*WRITTEN PROBLEM:* Reproduce all entries precisely as they are written.

_ _ _ _

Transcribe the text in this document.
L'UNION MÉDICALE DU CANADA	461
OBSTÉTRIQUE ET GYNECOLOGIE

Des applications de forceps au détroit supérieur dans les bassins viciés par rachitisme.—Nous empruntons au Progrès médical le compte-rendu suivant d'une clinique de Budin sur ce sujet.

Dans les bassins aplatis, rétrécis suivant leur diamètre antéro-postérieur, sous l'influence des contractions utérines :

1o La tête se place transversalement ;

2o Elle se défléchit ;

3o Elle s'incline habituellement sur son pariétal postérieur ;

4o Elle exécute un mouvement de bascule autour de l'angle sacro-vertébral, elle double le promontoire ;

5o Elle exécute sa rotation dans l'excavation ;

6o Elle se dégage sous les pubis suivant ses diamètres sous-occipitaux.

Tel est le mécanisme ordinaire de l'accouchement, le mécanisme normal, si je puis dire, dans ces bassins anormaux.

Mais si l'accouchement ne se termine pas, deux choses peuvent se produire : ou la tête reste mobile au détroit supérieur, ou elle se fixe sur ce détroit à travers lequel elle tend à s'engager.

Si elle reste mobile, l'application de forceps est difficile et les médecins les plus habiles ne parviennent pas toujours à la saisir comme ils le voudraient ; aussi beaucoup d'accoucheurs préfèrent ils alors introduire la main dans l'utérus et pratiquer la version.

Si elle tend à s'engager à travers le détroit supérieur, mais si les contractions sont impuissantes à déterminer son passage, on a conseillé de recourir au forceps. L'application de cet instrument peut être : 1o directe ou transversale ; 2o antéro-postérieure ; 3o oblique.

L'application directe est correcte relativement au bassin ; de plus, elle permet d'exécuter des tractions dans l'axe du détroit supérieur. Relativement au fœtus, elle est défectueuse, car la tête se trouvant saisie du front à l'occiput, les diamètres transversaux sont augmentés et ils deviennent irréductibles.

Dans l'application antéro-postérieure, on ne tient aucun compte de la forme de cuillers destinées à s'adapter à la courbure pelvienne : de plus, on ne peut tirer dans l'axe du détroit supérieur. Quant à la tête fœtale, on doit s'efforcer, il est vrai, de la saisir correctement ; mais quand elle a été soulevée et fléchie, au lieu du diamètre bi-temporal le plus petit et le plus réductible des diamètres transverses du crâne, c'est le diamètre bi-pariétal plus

_ _ _ _

*FINISHED EXERCISE:*
Transcribe the text in this document.
L'UNION MÉDICALE DU CANADA	461
OBSTÉTRIQUE ET GYNECOLOGIE

Des applications de forceps au détroit supérieur dans les bassins viciés par rachitisme.—Nous empruntons au Progrès médical le compte-rendu suivant d'une clinique de Budin sur ce sujet.

Dans les bassins aplatis, rétrécis suivant leur diamètre antéro-postérieur, sous l'influence des contractions utérines :

1o La tête se place transversalement ;

2o Elle se défléchit ;

3o Elle s'incline habituellement sur son pariétal postérieur ;

4o Elle exécute un mouvement de bascule autour de l'angle sacro-vertébral, elle double le promontoire ;

5o Elle exécute sa rotation dans l'excavation ;

6o Elle se dégage sous les pubis suivant ses diamètres sous-occipitaux.

Tel est le mécanisme ordinaire de l'accouchement, le mécanisme normal, si je puis dire, dans ces bassins anormaux.

Mais si l'accouchement ne se termine pas, deux choses peuvent se produire : ou la tête reste mobile au détroit supérieur, ou elle se fixe sur ce détroit à travers lequel elle tend à s'engager.

Si elle reste mobile, l'application de forceps est difficile et les médecins les plus habiles ne parviennent pas toujours à la saisir comme ils le voudraient ; aussi beaucoup d'accoucheurs préfèrent ils alors introduire la main dans l'utérus et pratiquer la version.

Si elle tend à s'engager à travers le détroit supérieur, mais si les contractions sont impuissantes à déterminer son passage, on a conseillé de recourir au forceps. L'application de cet instrument peut être : 1o directe ou transversale ; 2o antéro-postérieure ; 3o oblique.

L'application directe est correcte relativement au bassin ; de plus, elle permet d'exécuter des tractions dans l'axe du détroit supérieur. Relativement au fœtus, elle est défectueuse, car la tête se trouvant saisie du front à l'occiput, les diamètres transversaux sont augmentés et ils deviennent irréductibles.

Dans l'application antéro-postérieure, on ne tient aucun compte de la forme de cuillers destinées à s'adapter à la courbure pelvienne : de plus, on ne peut tirer dans l'axe du détroit supérieur. Quant à la tête fœtale, on doit s'efforcer, il est vrai, de la saisir correctement ; mais quand elle a été soulevée et fléchie, au lieu du diamètre bi-temporal le plus petit et le plus réductible des diamètres transverses du crâne, c'est le diamètre bi-pariétal plus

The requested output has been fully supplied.